DCU Business School MSDM (Masters in Digital Marketing) students recently went on the programme’s annual India trip. Read their third blog about their visit to Wipro:

On our last day in Bangalore, we got the opportunity to visit the Wipro headquarters in Bangalore India. We were greeted at the gate by two graduates who had recently started working with there. We were brought into a conference room and had various talks from different people in the different sectors of the company such as marketing, IT, management and HR. It was really great to gain some insights into the marketing that is performed by Wipro.

Worldwide, Wipro employs over 170,000 people. Between the two campuses in Bangalore over 20,000 people are employed. The campus itself was extremely impressive. It had a number of restaurants, a gym, many different offices, a swimming pool and also. a butterfly garden where he said that they encourage their employees to go for a short time each day to reflect and relax Our guide brought us on a tour and described the working environment to us. The campus is open 24-hours a day with a rotation of employees working at various times throughout the day.

+===+

◆ REQUIREMENTS ◆
(a) According to the Wipro visit blog post, how many people does Wipro employ worldwide?
(b) From the Wipro visit blog post, extract the passage starting with "DCU Business School" and going on through "performed by Wipro.".

◆ PROVIDED DATA ◆
+===+

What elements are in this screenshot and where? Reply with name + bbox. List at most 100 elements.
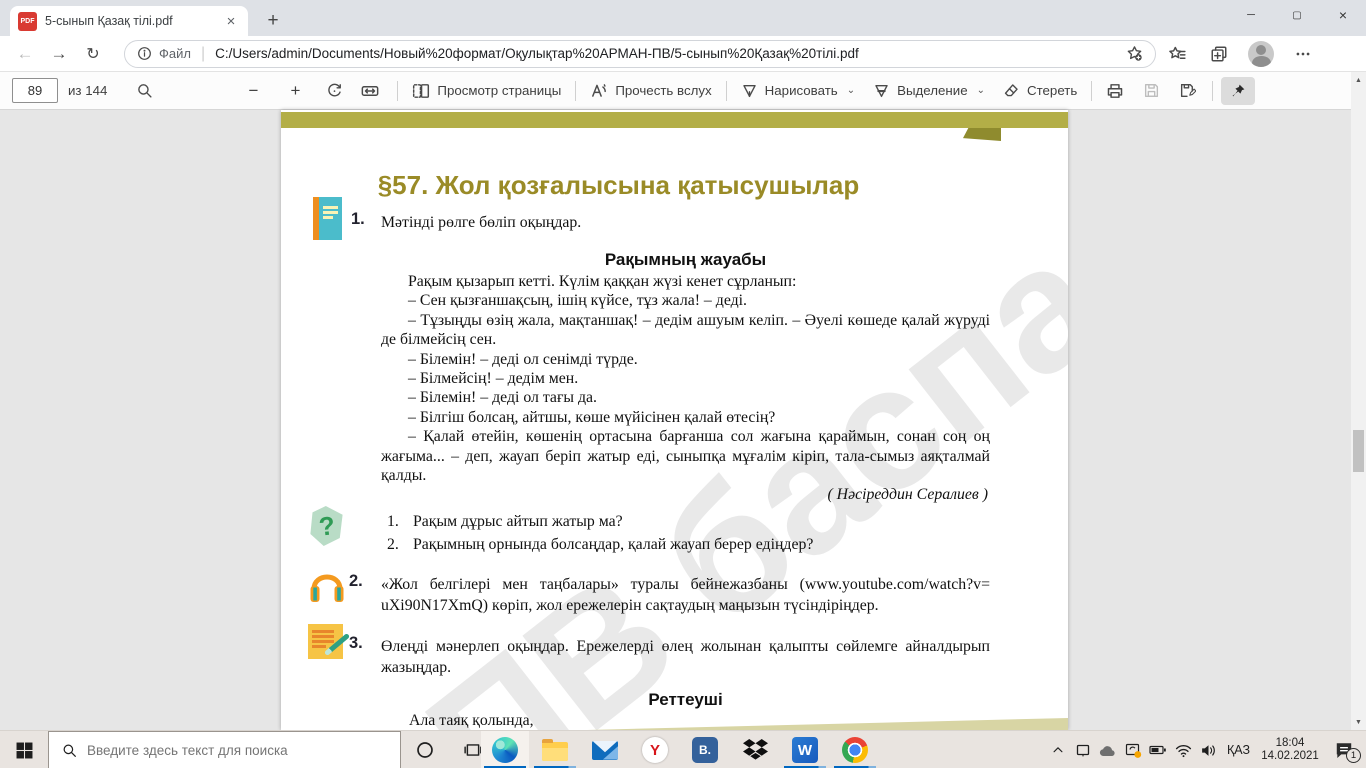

+===+

◆ WRITTEN RESPONSES ◆
(a) Over 170,000 people.

(b)
DCU Business School MSDM (Masters in Digital Marketing) students recently went on the programme’s annual India trip. Read their third blog about their visit to Wipro:

On our last day in Bangalore, we got the opportunity to visit the Wipro headquarters in Bangalore India. We were greeted at the gate by two graduates who had recently started working with there. We were brought into a conference room and had various talks from different people in the different sectors of the company such as marketing, IT, management and HR. It was really great to gain some insights into the marketing that is performed by Wipro.